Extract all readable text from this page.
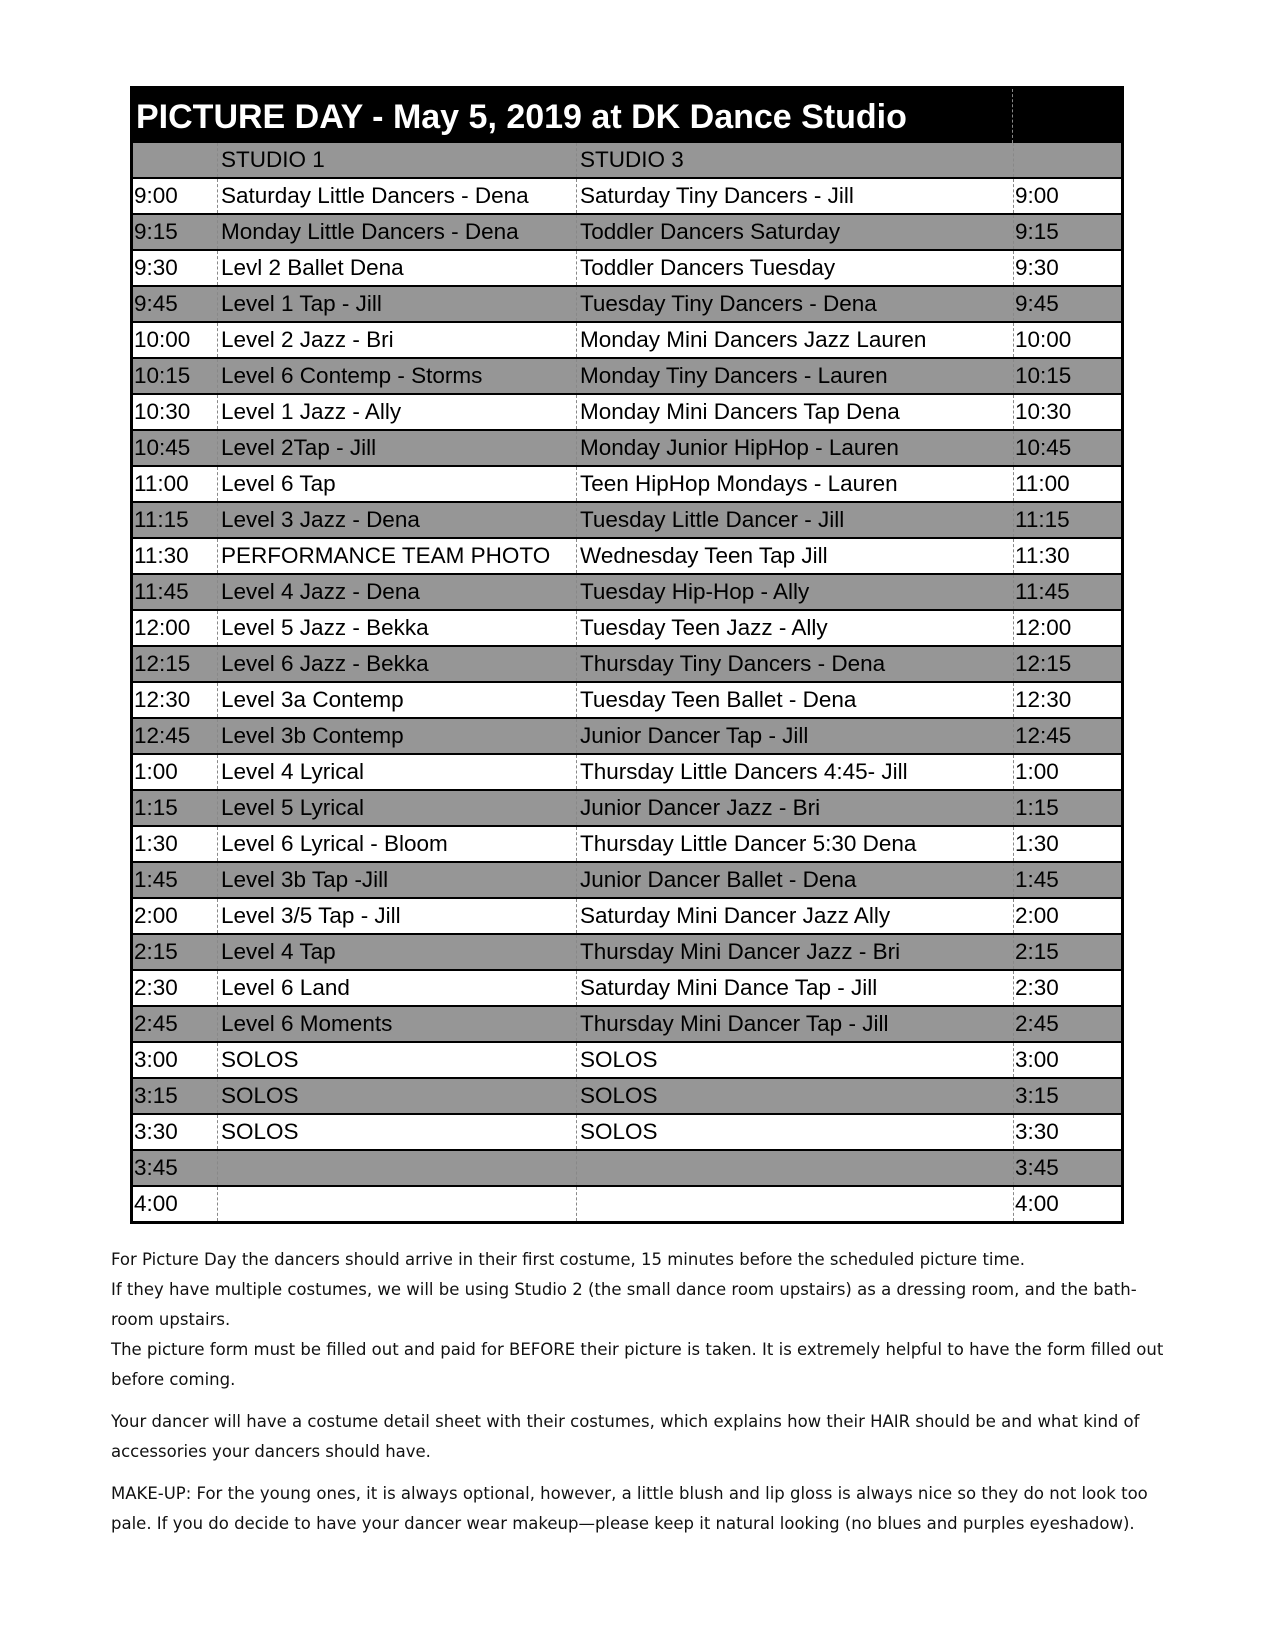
PICTURE DAY - May 5, 2019 at DK Dance Studio
STUDIO 1	STUDIO 3
9:00	Saturday Little Dancers - Dena	Saturday Tiny Dancers - Jill	9:00
9:15	Monday Little Dancers - Dena	Toddler Dancers Saturday	9:15
9:30	Levl 2 Ballet Dena	Toddler Dancers Tuesday	9:30
9:45	Level 1 Tap - Jill	Tuesday Tiny Dancers - Dena	9:45
10:00	Level 2 Jazz - Bri	Monday Mini Dancers Jazz Lauren	10:00
10:15	Level 6 Contemp - Storms	Monday Tiny Dancers - Lauren	10:15
10:30	Level 1 Jazz - Ally	Monday Mini Dancers Tap Dena	10:30
10:45	Level 2Tap - Jill	Monday Junior HipHop - Lauren	10:45
11:00	Level 6 Tap	Teen HipHop Mondays - Lauren	11:00
11:15	Level 3 Jazz - Dena	Tuesday Little Dancer - Jill	11:15
11:30	PERFORMANCE TEAM PHOTO	Wednesday Teen Tap Jill	11:30
11:45	Level 4 Jazz - Dena	Tuesday Hip-Hop - Ally	11:45
12:00	Level 5 Jazz - Bekka	Tuesday Teen Jazz - Ally	12:00
12:15	Level 6 Jazz - Bekka	Thursday Tiny Dancers - Dena	12:15
12:30	Level 3a Contemp	Tuesday Teen Ballet - Dena	12:30
12:45	Level 3b Contemp	Junior Dancer Tap - Jill	12:45
1:00	Level 4 Lyrical	Thursday Little Dancers 4:45- Jill	1:00
1:15	Level 5 Lyrical	Junior Dancer Jazz - Bri	1:15
1:30	Level 6 Lyrical - Bloom	Thursday Little Dancer 5:30 Dena	1:30
1:45	Level 3b Tap -Jill	Junior Dancer Ballet - Dena	1:45
2:00	Level 3/5 Tap - Jill	Saturday Mini Dancer Jazz Ally	2:00
2:15	Level 4 Tap	Thursday Mini Dancer Jazz - Bri	2:15
2:30	Level 6 Land	Saturday Mini Dance Tap - Jill	2:30
2:45	Level 6 Moments	Thursday Mini Dancer Tap - Jill	2:45
3:00	SOLOS	SOLOS	3:00
3:15	SOLOS	SOLOS	3:15
3:30	SOLOS	SOLOS	3:30
3:45	3:45
4:00	4:00

For Picture Day the dancers should arrive in their first costume, 15 minutes before the scheduled picture time.

If they have multiple costumes, we will be using Studio 2 (the small dance room upstairs) as a dressing room, and the bath-room upstairs.

The picture form must be filled out and paid for BEFORE their picture is taken. It is extremely helpful to have the form filled out before coming.

Your dancer will have a costume detail sheet with their costumes, which explains how their HAIR should be and what kind of accessories your dancers should have.

MAKE-UP: For the young ones, it is always optional, however, a little blush and lip gloss is always nice so they do not look too pale. If you do decide to have your dancer wear makeup—please keep it natural looking (no blues and purples eyeshadow).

- _Task description_: Pick every line with "before" in it and copy it.

- _Answer to the exercise_:
For Picture Day the dancers should arrive in their first costume, 15 minutes before the scheduled picture time.
The picture form must be filled out and paid for BEFORE their picture is taken. It is extremely helpful to have the form filled out before coming.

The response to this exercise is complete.